[START ENTRIES SHOWN]
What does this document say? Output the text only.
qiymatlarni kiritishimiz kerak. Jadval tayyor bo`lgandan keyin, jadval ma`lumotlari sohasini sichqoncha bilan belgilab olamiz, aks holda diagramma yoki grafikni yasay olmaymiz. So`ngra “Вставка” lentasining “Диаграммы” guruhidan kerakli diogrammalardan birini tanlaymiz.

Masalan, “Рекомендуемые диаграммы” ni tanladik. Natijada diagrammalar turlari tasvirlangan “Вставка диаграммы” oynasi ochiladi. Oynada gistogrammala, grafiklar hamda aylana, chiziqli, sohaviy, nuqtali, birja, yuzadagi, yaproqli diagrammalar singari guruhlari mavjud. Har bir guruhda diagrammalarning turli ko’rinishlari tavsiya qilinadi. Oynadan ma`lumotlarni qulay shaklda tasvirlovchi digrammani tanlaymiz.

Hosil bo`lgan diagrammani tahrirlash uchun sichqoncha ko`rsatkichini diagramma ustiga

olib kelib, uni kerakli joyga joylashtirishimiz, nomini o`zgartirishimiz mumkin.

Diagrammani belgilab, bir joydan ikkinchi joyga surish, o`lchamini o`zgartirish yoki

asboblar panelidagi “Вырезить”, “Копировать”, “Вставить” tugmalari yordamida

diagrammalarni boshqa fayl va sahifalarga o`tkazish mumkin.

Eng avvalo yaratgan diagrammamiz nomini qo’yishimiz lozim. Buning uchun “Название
[END ENTRIES SHOWN]
* TASK REQUIREMENTS
Working from the entries above, return all lines that contain "yoki".

* OUTPUT FOR THIS EXERCISE
qiymatlarni kiritishimiz kerak. Jadval tayyor bo`lgandan keyin, jadval ma`lumotlari sohasini sichqoncha bilan belgilab olamiz, aks holda diagramma yoki grafikni yasay olmaymiz. So`ngra “Вставка” lentasining “Диаграммы” guruhidan kerakli diogrammalardan birini tanlaymiz.
Diagrammani belgilab, bir joydan ikkinchi joyga surish, o`lchamini o`zgartirish yoki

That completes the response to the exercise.